» **What to do**: Comb the records below for the string "boards" and copy each line where it turns up.

>> Begin Data for processing

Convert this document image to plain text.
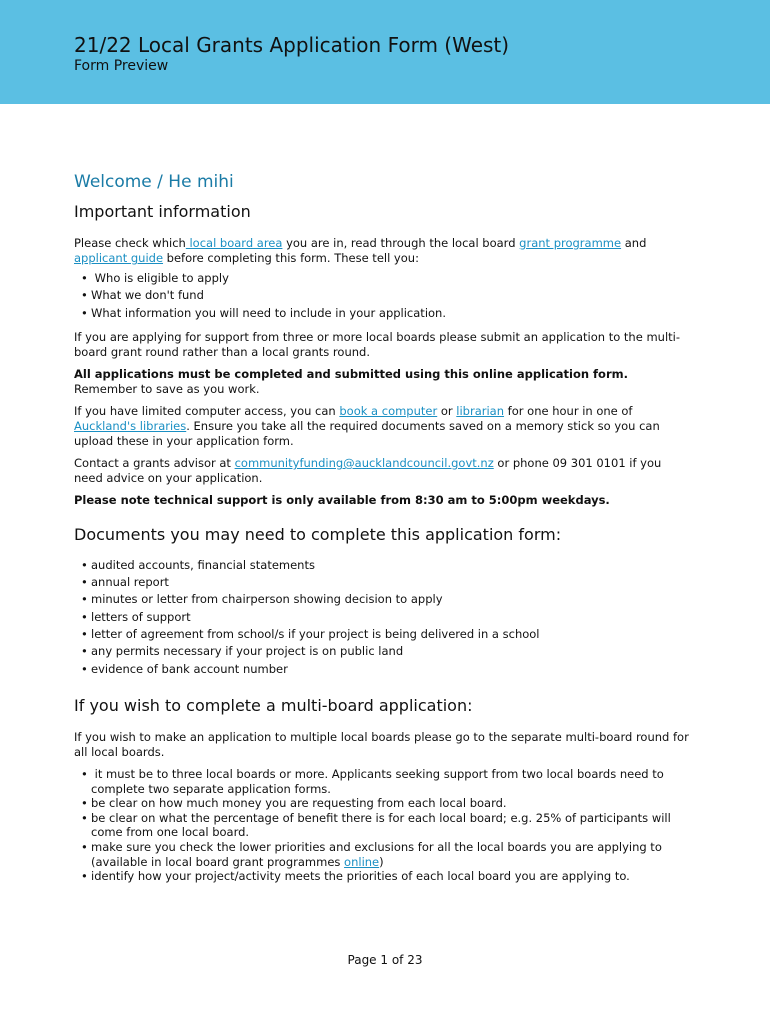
21/22 Local Grants Application Form (West)
Form Preview
Welcome / He mihi
Important information

Please check which local board area you are in, read through the local board grant programme and applicant guide before completing this form. These tell you:

• Who is eligible to apply
• What we don't fund
• What information you will need to include in your application.

If you are applying for support from three or more local boards please submit an application to the multi-board grant round rather than a local grants round.

All applications must be completed and submitted using this online application form. Remember to save as you work.

If you have limited computer access, you can book a computer or librarian for one hour in one of Auckland's libraries. Ensure you take all the required documents saved on a memory stick so you can upload these in your application form.

Contact a grants advisor at communityfunding@aucklandcouncil.govt.nz or phone 09 301 0101 if you need advice on your application.

Please note technical support is only available from 8:30 am to 5:00pm weekdays.

Documents you may need to complete this application form:
• audited accounts, financial statements
• annual report
• minutes or letter from chairperson showing decision to apply
• letters of support
• letter of agreement from school/s if your project is being delivered in a school
• any permits necessary if your project is on public land
• evidence of bank account number
If you wish to complete a multi-board application:

If you wish to make an application to multiple local boards please go to the separate multi-board round for all local boards.

• it must be to three local boards or more. Applicants seeking support from two local boards need to complete two separate application forms.
• be clear on how much money you are requesting from each local board.
• be clear on what the percentage of benefit there is for each local board; e.g. 25% of participants will come from one local board.
• make sure you check the lower priorities and exclusions for all the local boards you are applying to (available in local board grant programmes online)
• identify how your project/activity meets the priorities of each local board you are applying to.
Page 1 of 23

>> End Data for processing

» **Solution to the exercise**:
If you are applying for support from three or more local boards please submit an application to the multi-board grant round rather than a local grants round.
If you wish to make an application to multiple local boards please go to the separate multi-board round for all local boards.
• it must be to three local boards or more. Applicants seeking support from two local boards need to complete two separate application forms.
• make sure you check the lower priorities and exclusions for all the local boards you are applying to (available in local board grant programmes online)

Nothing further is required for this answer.